**Your instructions**
Collect every line of the records below that contains the word "JSON".
———
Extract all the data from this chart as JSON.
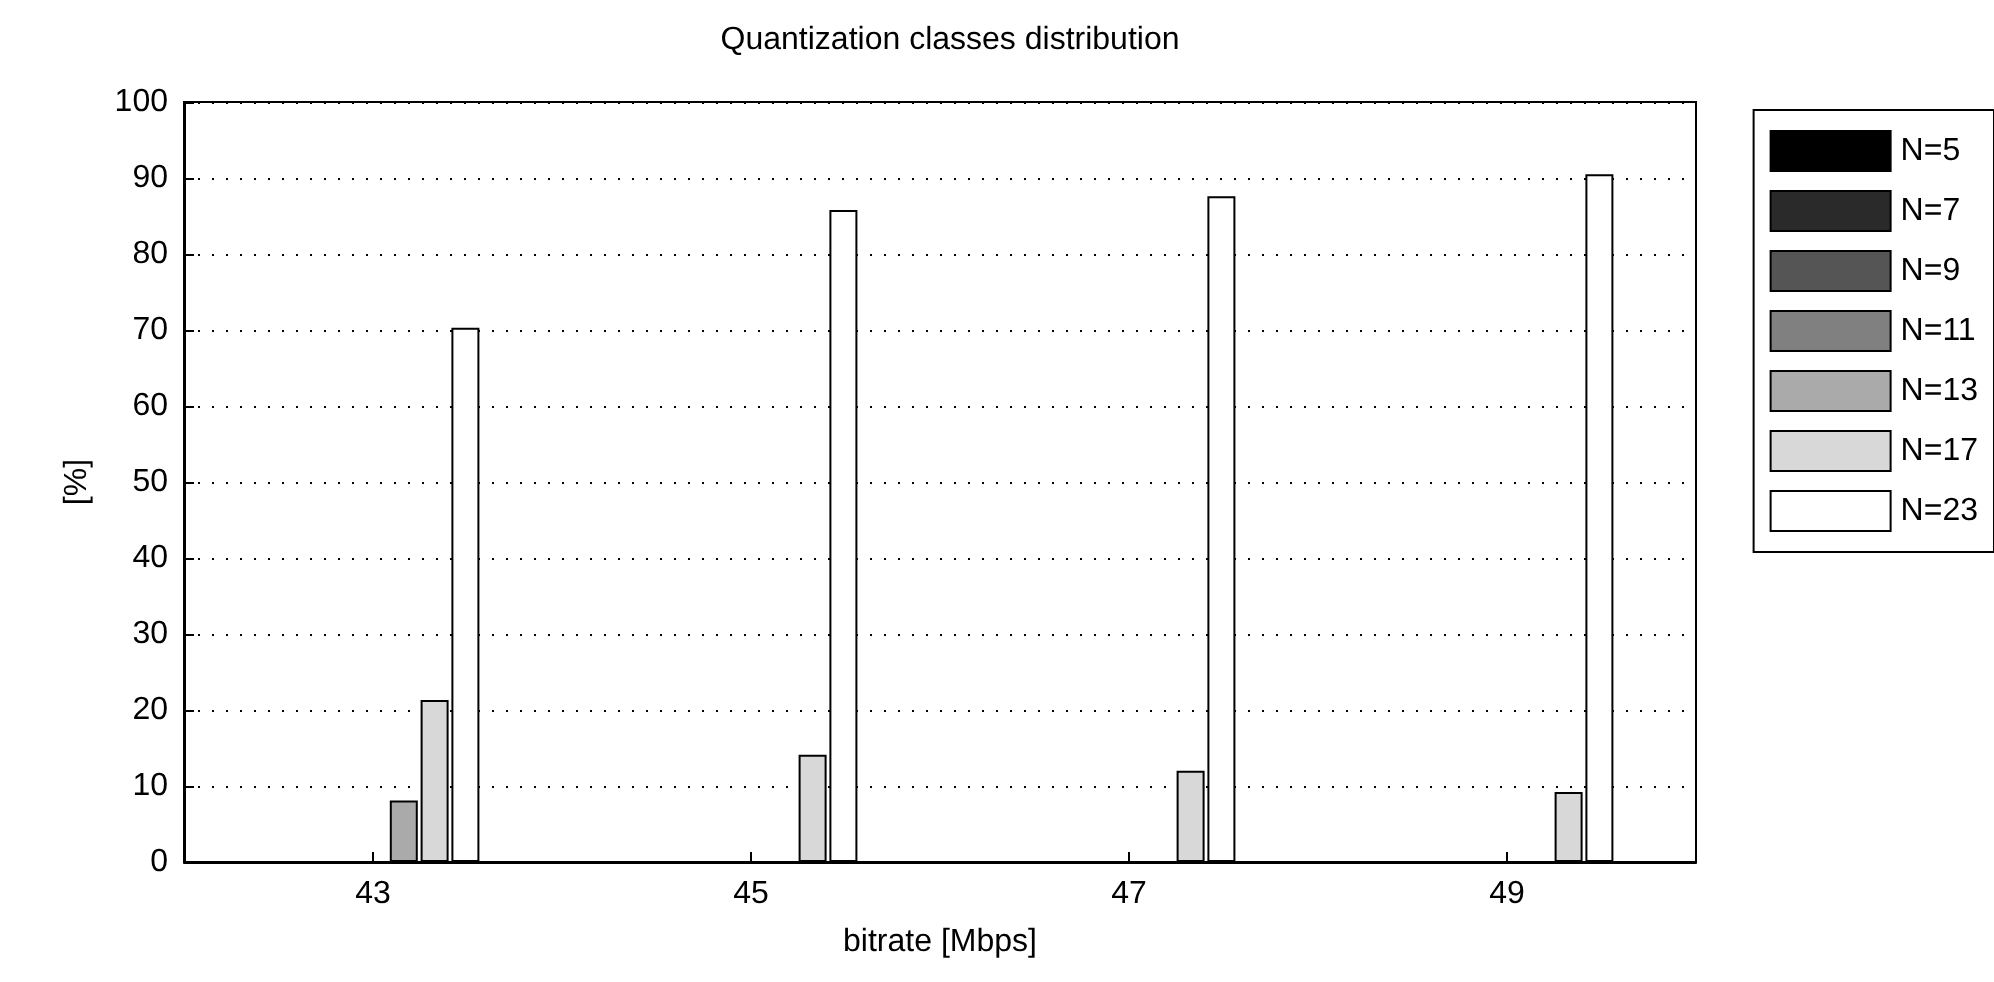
{
  "chart_data": {
    "type": "bar",
    "title": "Quantization classes distribution",
    "xlabel": "bitrate [Mbps]",
    "ylabel": "[%]",
    "categories": [
      "43",
      "45",
      "47",
      "49"
    ],
    "series": [
      {
        "name": "N=5",
        "color": "#000000",
        "values": [
          0,
          0,
          0,
          0
        ]
      },
      {
        "name": "N=7",
        "color": "#2a2a2a",
        "values": [
          0,
          0,
          0,
          0
        ]
      },
      {
        "name": "N=9",
        "color": "#555555",
        "values": [
          0,
          0,
          0,
          0
        ]
      },
      {
        "name": "N=11",
        "color": "#808080",
        "values": [
          0,
          0,
          0,
          0
        ]
      },
      {
        "name": "N=13",
        "color": "#aaaaaa",
        "values": [
          8.1,
          0,
          0,
          0
        ]
      },
      {
        "name": "N=17",
        "color": "#d8d8d8",
        "values": [
          21.3,
          14.1,
          12,
          9.2
        ]
      },
      {
        "name": "N=23",
        "color": "#ffffff",
        "values": [
          70.3,
          85.8,
          87.6,
          90.5
        ]
      }
    ],
    "ylim": [
      0,
      100
    ],
    "yticks": [
      0,
      10,
      20,
      30,
      40,
      50,
      60,
      70,
      80,
      90,
      100
    ],
    "grid": "y",
    "legend": "right"
  }
}
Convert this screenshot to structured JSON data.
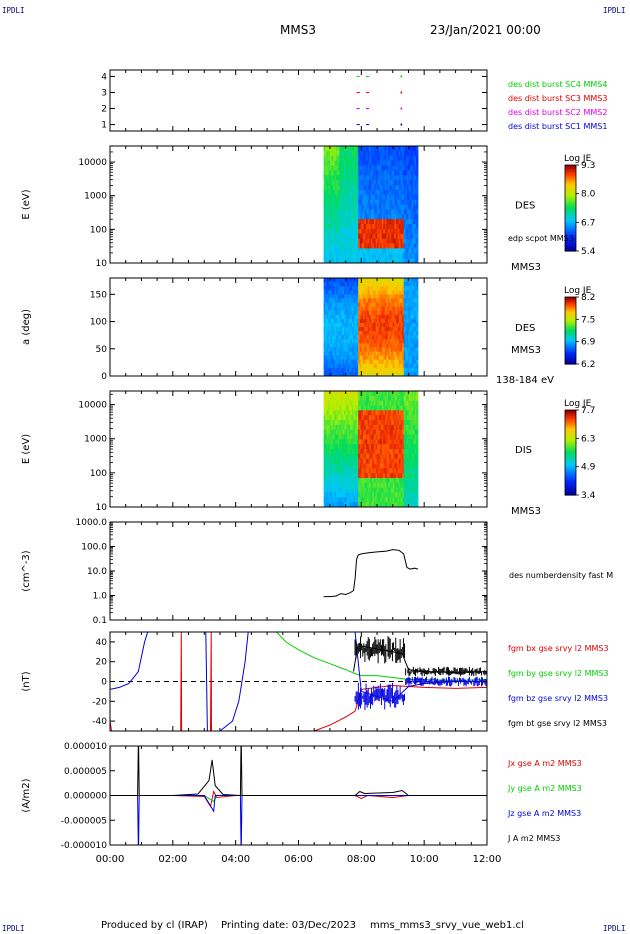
{
  "header": {
    "corner_label": "IPDLI",
    "mission": "MMS3",
    "date": "23/Jan/2021 00:00"
  },
  "footer": {
    "producer": "Produced by cl (IRAP)",
    "printing_date": "Printing date: 03/Dec/2023",
    "filename": "mms_mms3_srvy_vue_web1.cl"
  },
  "time_axis": {
    "range_hours": [
      0,
      12
    ],
    "tick_labels": [
      "00:00",
      "02:00",
      "04:00",
      "06:00",
      "08:00",
      "10:00",
      "12:00"
    ]
  },
  "colors": {
    "black": "#000000",
    "red": "#e00000",
    "green": "#00d000",
    "blue": "#0000e0",
    "magenta": "#e000e0",
    "navy": "#000080"
  },
  "chart_data": [
    {
      "id": "burst",
      "type": "scatter",
      "ylim": [
        0.6,
        4.4
      ],
      "y_ticks": [
        1,
        2,
        3,
        4
      ],
      "y_tick_labels": [
        "1",
        "2",
        "3",
        "4"
      ],
      "series": [
        {
          "name": "des dist burst SC1 MMS1",
          "color": "#0000e0",
          "y": 1,
          "segments": [
            [
              7.85,
              7.95
            ],
            [
              8.15,
              8.25
            ]
          ],
          "dot": 9.25
        },
        {
          "name": "des dist burst SC2 MMS2",
          "color": "#e000e0",
          "y": 2,
          "segments": [
            [
              7.85,
              7.95
            ],
            [
              8.15,
              8.25
            ]
          ],
          "dot": 9.25
        },
        {
          "name": "des dist burst SC3 MMS3",
          "color": "#e00000",
          "y": 3,
          "segments": [
            [
              7.85,
              7.95
            ],
            [
              8.15,
              8.25
            ]
          ],
          "dot": 9.25
        },
        {
          "name": "des dist burst SC4 MMS4",
          "color": "#00d000",
          "y": 4,
          "segments": [
            [
              7.85,
              7.95
            ],
            [
              8.15,
              8.25
            ]
          ],
          "dot": 9.25
        }
      ]
    },
    {
      "id": "des_energy",
      "type": "heatmap",
      "ylabel": "E (eV)",
      "yscale": "log",
      "ylim": [
        10,
        30000
      ],
      "y_ticks": [
        10,
        100,
        1000,
        10000
      ],
      "y_tick_labels": [
        "10",
        "100",
        "1000",
        "10000"
      ],
      "side_label": "DES",
      "side_label2": "edp scpot MMS3",
      "bottom_label": "MMS3",
      "colorbar": {
        "title": "Log JE",
        "ticks": [
          "9.3",
          "8.0",
          "6.7",
          "5.4"
        ],
        "range": [
          5.4,
          9.3
        ]
      },
      "data_time_range": [
        6.8,
        9.8
      ]
    },
    {
      "id": "des_pitch",
      "type": "heatmap",
      "ylabel": "a (deg)",
      "ylim": [
        0,
        180
      ],
      "y_ticks": [
        0,
        50,
        100,
        150
      ],
      "y_tick_labels": [
        "0",
        "50",
        "100",
        "150"
      ],
      "side_label": "DES",
      "side_label2": "MMS3",
      "bottom_label": "138-184 eV",
      "colorbar": {
        "title": "Log JE",
        "ticks": [
          "8.2",
          "7.5",
          "6.9",
          "6.2"
        ],
        "range": [
          6.2,
          8.2
        ]
      },
      "data_time_range": [
        6.8,
        9.8
      ]
    },
    {
      "id": "dis_energy",
      "type": "heatmap",
      "ylabel": "E (eV)",
      "yscale": "log",
      "ylim": [
        10,
        25000
      ],
      "y_ticks": [
        10,
        100,
        1000,
        10000
      ],
      "y_tick_labels": [
        "10",
        "100",
        "1000",
        "10000"
      ],
      "side_label": "DIS",
      "bottom_label": "MMS3",
      "colorbar": {
        "title": "Log JE",
        "ticks": [
          "7.7",
          "6.3",
          "4.9",
          "3.4"
        ],
        "range": [
          3.4,
          7.7
        ]
      },
      "data_time_range": [
        6.8,
        9.8
      ]
    },
    {
      "id": "density",
      "type": "line",
      "ylabel": "(cm^-3)",
      "yscale": "log",
      "ylim": [
        0.1,
        1000
      ],
      "y_ticks": [
        0.1,
        1,
        10,
        100,
        1000
      ],
      "y_tick_labels": [
        "0.1",
        "1.0",
        "10.0",
        "100.0",
        "1000.0"
      ],
      "series": [
        {
          "name": "des numberdensity fast M",
          "color": "#000000",
          "x": [
            6.8,
            7.0,
            7.2,
            7.35,
            7.5,
            7.65,
            7.75,
            7.8,
            7.85,
            7.9,
            8.0,
            8.2,
            8.5,
            8.8,
            9.0,
            9.2,
            9.35,
            9.45,
            9.55,
            9.7,
            9.8
          ],
          "y": [
            0.9,
            0.9,
            0.95,
            1.2,
            1.1,
            1.3,
            1.6,
            5.0,
            30,
            45,
            50,
            55,
            60,
            65,
            75,
            70,
            50,
            14,
            12,
            13,
            12
          ]
        }
      ]
    },
    {
      "id": "magnetic_field",
      "type": "line",
      "ylabel": "(nT)",
      "ylim": [
        -50,
        50
      ],
      "y_ticks": [
        -40,
        -20,
        0,
        20,
        40
      ],
      "y_tick_labels": [
        "-40",
        "-20",
        "0",
        "20",
        "40"
      ],
      "series": [
        {
          "name": "fgm bx gse srvy l2 MMS3",
          "color": "#e00000",
          "x": [
            0.0,
            0.05,
            2.25,
            2.27,
            2.28,
            3.0,
            3.2,
            3.22,
            3.23,
            3.3,
            6.5,
            7.0,
            7.5,
            7.8,
            8.0,
            8.5,
            9.0,
            9.5,
            10.0,
            11.0,
            12.0
          ],
          "y": [
            -40,
            -50,
            -50,
            50,
            -50,
            -50,
            -50,
            50,
            -50,
            -50,
            -50,
            -44,
            -36,
            -30,
            -8,
            -6,
            -4,
            -5,
            -6,
            -7,
            -6
          ]
        },
        {
          "name": "fgm by gse srvy l2 MMS3",
          "color": "#00d000",
          "x": [
            5.3,
            5.6,
            6.0,
            6.5,
            7.0,
            7.5,
            7.8,
            8.0,
            8.5,
            9.0,
            9.5,
            10.0,
            11.0,
            12.0
          ],
          "y": [
            50,
            40,
            32,
            24,
            18,
            12,
            8,
            6,
            6,
            4,
            2,
            2,
            1,
            2
          ]
        },
        {
          "name": "fgm bz gse srvy l2 MMS3",
          "color": "#0000e0",
          "x": [
            0.0,
            0.3,
            0.6,
            0.9,
            1.1,
            1.2,
            3.05,
            3.1,
            3.15,
            3.2,
            3.5,
            3.9,
            4.1,
            4.3,
            4.4,
            7.8,
            8.0,
            8.5,
            9.0,
            9.5,
            10.0,
            11.0,
            12.0
          ],
          "y": [
            -8,
            -6,
            -2,
            10,
            40,
            50,
            50,
            -50,
            -50,
            -50,
            -50,
            -40,
            -20,
            20,
            50,
            50,
            -10,
            -15,
            -20,
            -5,
            -2,
            0,
            0
          ]
        },
        {
          "name": "fgm bt gse srvy l2 MMS3",
          "color": "#000000",
          "x": [
            7.75,
            7.8,
            7.9,
            8.0,
            8.3,
            8.6,
            9.0,
            9.3,
            9.5,
            10.0,
            11.0,
            12.0
          ],
          "y": [
            10,
            20,
            38,
            36,
            34,
            32,
            30,
            28,
            12,
            10,
            9,
            10
          ]
        }
      ]
    },
    {
      "id": "current_density",
      "type": "line",
      "ylabel": "(A/m2)",
      "ylim": [
        -1e-05,
        1e-05
      ],
      "y_ticks": [
        -1e-05,
        -5e-06,
        0,
        5e-06,
        1e-05
      ],
      "y_tick_labels": [
        "-0.000010",
        "-0.000005",
        "0.000000",
        "0.000005",
        "0.000010"
      ],
      "series": [
        {
          "name": "Jx gse A m2 MMS3",
          "color": "#e00000",
          "x": [
            0.0,
            1.0,
            2.0,
            3.0,
            3.2,
            3.3,
            3.4,
            4.0,
            6.0,
            7.8,
            8.0,
            8.2,
            9.0,
            9.5,
            12.0
          ],
          "y": [
            0,
            0,
            0,
            -2e-07,
            -2.2e-06,
            8e-07,
            -4e-07,
            0,
            0,
            0,
            -6e-07,
            0,
            -4e-07,
            0,
            0
          ]
        },
        {
          "name": "Jy gse A m2 MMS3",
          "color": "#00d000",
          "x": [
            0.0,
            1.0,
            3.0,
            3.3,
            3.4,
            6.0,
            12.0
          ],
          "y": [
            0,
            0,
            0,
            -1.2e-06,
            0,
            0,
            0
          ]
        },
        {
          "name": "Jz gse A m2 MMS3",
          "color": "#0000e0",
          "x": [
            0.0,
            0.88,
            0.9,
            0.91,
            0.93,
            3.0,
            3.3,
            3.35,
            3.4,
            4.15,
            4.17,
            4.18,
            4.2,
            12.0
          ],
          "y": [
            0,
            0,
            -1e-05,
            -1e-05,
            0,
            0,
            -3.2e-06,
            0,
            0,
            0,
            -1e-05,
            -1e-05,
            0,
            0
          ]
        },
        {
          "name": "J A m2 MMS3",
          "color": "#000000",
          "x": [
            0.0,
            0.88,
            0.9,
            0.91,
            0.93,
            2.0,
            2.8,
            3.15,
            3.25,
            3.35,
            3.6,
            4.15,
            4.17,
            4.18,
            4.2,
            7.8,
            7.95,
            8.1,
            9.0,
            9.3,
            9.5,
            12.0
          ],
          "y": [
            0,
            0,
            1e-05,
            1e-05,
            0,
            0,
            3e-07,
            3e-06,
            7.2e-06,
            2e-06,
            2e-07,
            0,
            1e-05,
            1e-05,
            0,
            0,
            8e-07,
            4e-07,
            6e-07,
            1e-06,
            0,
            0
          ]
        }
      ]
    }
  ]
}
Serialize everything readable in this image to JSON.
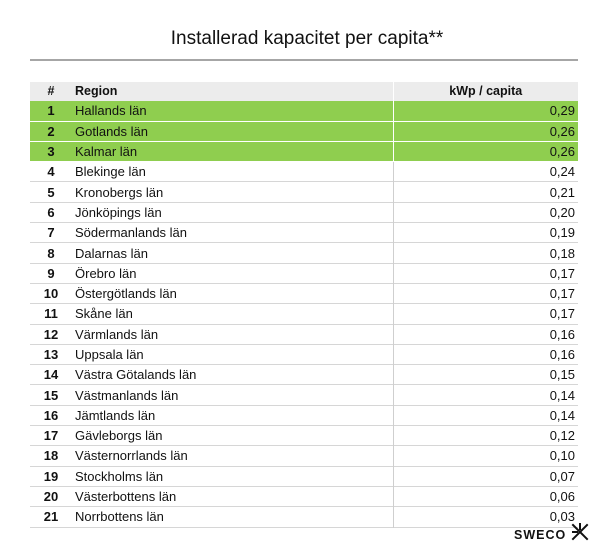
———
**Answer for this exercise**
Extract all the data from this chart as JSON.
Convert this screenshot to structured JSON data.
Serialize everything readable in this image to JSON.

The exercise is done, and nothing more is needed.